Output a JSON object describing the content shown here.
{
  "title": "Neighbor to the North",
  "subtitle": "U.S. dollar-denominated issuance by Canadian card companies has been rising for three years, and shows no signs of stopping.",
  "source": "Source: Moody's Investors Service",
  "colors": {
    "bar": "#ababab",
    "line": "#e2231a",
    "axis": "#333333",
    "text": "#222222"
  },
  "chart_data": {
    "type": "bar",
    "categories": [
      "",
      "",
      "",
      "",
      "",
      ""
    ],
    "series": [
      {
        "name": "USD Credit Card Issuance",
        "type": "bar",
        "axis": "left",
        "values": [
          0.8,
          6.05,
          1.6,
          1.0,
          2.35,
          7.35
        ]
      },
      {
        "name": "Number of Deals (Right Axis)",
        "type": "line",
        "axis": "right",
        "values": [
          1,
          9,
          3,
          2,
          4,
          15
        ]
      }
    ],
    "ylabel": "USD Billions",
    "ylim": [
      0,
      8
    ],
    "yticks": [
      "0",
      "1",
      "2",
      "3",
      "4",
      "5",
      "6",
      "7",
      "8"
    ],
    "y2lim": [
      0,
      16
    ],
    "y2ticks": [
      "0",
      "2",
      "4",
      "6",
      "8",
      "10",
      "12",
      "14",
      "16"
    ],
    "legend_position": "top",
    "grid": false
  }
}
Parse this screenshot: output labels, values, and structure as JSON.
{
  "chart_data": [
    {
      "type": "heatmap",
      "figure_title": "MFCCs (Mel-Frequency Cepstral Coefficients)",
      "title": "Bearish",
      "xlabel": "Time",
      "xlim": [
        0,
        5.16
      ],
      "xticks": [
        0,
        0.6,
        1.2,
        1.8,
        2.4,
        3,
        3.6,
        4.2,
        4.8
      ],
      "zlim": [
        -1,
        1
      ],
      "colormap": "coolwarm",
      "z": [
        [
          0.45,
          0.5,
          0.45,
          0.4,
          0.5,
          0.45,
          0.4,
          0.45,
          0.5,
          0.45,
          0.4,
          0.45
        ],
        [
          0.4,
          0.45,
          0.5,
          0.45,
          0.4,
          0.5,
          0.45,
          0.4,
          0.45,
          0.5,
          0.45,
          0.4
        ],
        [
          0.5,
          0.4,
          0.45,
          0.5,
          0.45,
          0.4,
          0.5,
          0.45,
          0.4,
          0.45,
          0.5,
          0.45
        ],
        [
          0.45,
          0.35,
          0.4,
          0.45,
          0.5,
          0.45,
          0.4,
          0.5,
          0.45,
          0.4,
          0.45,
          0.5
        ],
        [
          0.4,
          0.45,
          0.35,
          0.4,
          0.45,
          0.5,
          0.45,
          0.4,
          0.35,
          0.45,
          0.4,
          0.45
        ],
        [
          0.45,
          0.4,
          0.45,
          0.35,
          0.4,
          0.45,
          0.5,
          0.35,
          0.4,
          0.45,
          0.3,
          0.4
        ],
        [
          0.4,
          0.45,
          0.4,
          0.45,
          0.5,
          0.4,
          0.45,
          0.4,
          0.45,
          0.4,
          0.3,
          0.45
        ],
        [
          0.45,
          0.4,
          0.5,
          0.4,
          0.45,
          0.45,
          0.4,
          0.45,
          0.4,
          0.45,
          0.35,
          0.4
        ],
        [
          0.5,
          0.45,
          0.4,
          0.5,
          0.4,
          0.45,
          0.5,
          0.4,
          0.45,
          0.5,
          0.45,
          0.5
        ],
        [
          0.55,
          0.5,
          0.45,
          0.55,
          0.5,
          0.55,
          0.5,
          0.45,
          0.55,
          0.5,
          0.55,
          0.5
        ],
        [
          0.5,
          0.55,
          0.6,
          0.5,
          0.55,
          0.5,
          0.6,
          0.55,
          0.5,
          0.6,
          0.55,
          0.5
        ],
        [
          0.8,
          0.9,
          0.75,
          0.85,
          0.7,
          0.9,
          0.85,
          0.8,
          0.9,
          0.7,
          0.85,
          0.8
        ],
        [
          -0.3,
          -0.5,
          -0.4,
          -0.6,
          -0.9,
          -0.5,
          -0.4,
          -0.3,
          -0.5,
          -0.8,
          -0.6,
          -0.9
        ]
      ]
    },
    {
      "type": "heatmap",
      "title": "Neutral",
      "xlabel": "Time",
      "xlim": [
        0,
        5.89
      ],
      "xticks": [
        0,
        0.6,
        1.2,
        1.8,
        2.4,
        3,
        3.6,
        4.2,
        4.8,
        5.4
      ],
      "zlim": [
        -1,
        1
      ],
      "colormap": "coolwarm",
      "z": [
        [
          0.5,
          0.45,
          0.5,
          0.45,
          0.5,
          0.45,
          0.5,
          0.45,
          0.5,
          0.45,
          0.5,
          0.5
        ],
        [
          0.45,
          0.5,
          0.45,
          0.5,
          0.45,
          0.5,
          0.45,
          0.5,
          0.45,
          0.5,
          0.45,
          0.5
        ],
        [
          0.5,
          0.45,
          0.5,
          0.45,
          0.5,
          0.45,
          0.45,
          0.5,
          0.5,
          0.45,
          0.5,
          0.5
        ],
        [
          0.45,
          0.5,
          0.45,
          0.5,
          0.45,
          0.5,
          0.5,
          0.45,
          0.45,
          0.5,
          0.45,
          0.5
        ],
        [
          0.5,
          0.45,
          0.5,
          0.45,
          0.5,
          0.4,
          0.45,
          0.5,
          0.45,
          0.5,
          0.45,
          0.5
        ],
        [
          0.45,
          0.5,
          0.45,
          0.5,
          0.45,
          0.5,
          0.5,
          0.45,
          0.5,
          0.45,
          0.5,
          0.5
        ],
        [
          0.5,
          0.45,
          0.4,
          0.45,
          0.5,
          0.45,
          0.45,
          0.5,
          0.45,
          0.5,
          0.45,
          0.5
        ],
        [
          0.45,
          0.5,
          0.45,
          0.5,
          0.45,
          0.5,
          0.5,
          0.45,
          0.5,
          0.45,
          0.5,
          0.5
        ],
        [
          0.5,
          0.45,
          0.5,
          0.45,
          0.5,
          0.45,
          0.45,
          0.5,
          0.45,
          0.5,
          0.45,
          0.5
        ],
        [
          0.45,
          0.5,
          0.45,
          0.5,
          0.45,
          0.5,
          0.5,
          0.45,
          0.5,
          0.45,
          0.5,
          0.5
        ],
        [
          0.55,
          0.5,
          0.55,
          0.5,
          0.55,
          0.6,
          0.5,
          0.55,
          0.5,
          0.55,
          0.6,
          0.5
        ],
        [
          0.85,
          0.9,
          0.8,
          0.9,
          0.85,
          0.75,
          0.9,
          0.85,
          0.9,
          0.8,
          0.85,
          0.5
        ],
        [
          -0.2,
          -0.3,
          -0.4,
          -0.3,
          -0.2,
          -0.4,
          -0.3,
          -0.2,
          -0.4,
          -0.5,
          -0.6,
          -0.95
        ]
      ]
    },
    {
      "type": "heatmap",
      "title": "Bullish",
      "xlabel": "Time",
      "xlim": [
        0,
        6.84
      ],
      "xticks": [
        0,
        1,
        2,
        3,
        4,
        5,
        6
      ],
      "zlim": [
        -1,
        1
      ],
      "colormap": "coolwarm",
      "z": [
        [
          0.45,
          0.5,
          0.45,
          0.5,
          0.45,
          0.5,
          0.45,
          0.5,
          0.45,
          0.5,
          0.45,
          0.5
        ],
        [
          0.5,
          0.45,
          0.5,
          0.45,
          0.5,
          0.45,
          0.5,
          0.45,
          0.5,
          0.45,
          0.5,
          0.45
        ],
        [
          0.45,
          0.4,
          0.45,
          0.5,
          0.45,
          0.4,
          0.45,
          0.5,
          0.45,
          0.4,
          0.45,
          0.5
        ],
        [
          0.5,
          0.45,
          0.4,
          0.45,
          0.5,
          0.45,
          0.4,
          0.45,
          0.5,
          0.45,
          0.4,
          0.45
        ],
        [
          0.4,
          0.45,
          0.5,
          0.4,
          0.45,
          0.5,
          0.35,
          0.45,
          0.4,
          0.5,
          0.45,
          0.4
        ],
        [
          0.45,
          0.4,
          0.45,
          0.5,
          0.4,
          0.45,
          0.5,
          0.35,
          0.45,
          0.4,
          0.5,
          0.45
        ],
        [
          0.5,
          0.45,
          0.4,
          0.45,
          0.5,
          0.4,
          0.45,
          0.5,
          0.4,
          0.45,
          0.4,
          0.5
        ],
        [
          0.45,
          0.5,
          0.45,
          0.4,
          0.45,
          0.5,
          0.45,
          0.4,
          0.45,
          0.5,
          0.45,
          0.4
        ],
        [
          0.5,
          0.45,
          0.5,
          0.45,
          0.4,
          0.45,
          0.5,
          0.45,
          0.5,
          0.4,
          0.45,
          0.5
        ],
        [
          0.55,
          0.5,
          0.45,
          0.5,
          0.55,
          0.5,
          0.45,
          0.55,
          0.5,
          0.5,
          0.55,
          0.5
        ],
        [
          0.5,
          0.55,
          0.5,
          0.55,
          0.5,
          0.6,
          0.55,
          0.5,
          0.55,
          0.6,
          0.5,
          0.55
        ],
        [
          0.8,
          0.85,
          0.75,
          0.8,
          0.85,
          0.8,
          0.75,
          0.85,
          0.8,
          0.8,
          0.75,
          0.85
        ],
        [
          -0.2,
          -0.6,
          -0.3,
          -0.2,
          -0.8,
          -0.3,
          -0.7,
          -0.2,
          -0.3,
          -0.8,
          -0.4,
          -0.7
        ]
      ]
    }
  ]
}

- What is needed:
Give only the number of lines in the data that hold the string "name".

- Written response:
2